**SHORT TASK**
Transcribe the material word for word, but without the images.
::: RECORDS PROVIDED :::
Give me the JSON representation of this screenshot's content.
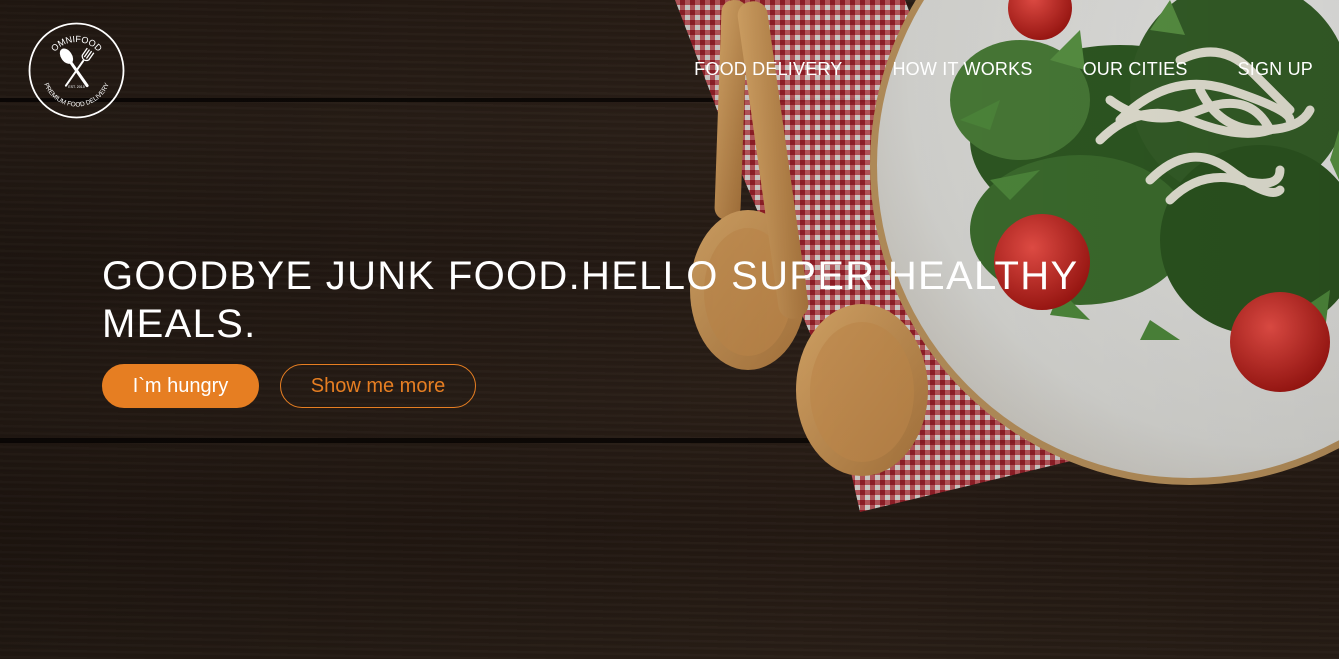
{
  "logo": {
    "top_text": "OMNIFOOD",
    "est_text": "EST. 2015",
    "bottom_text": "PREMIUM FOOD DELIVERY"
  },
  "nav": {
    "items": [
      {
        "label": "FOOD DELIVERY"
      },
      {
        "label": "HOW IT WORKS"
      },
      {
        "label": "OUR CITIES"
      },
      {
        "label": "SIGN UP"
      }
    ]
  },
  "hero": {
    "headline": "GOODBYE JUNK FOOD.HELLO SUPER HEALTHY MEALS.",
    "primary_button": "I`m hungry",
    "secondary_button": "Show me more"
  },
  "colors": {
    "accent": "#e67e22",
    "text": "#ffffff",
    "background": "#2a1e16"
  }
}
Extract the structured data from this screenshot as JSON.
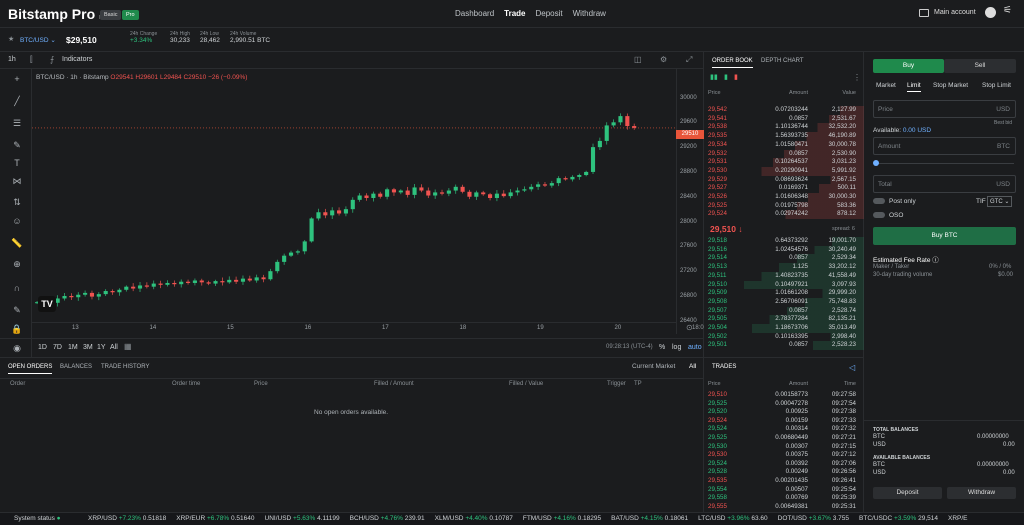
:::
**CORRECT RESPONSE**
Give me the JSON representation of this screenshot's content.
{
  "logo": {
    "top_text": "OMNIFOOD",
    "est_text": "EST. 2015",
    "bottom_text": "PREMIUM FOOD DELIVERY"
  },
  "nav": {
    "items": [
      {
        "label": "FOOD DELIVERY"
      },
      {
        "label": "HOW IT WORKS"
      },
      {
        "label": "OUR CITIES"
      },
      {
        "label": "SIGN UP"
      }
    ]
  },
  "hero": {
    "headline": "GOODBYE JUNK FOOD.HELLO SUPER HEALTHY MEALS.",
    "primary_button": "I`m hungry",
    "secondary_button": "Show me more"
  },
  "colors": {
    "accent": "#e67e22",
    "text": "#ffffff",
    "background": "#2a1e16"
  }
}
Extract the structured data from this screenshot as JSON.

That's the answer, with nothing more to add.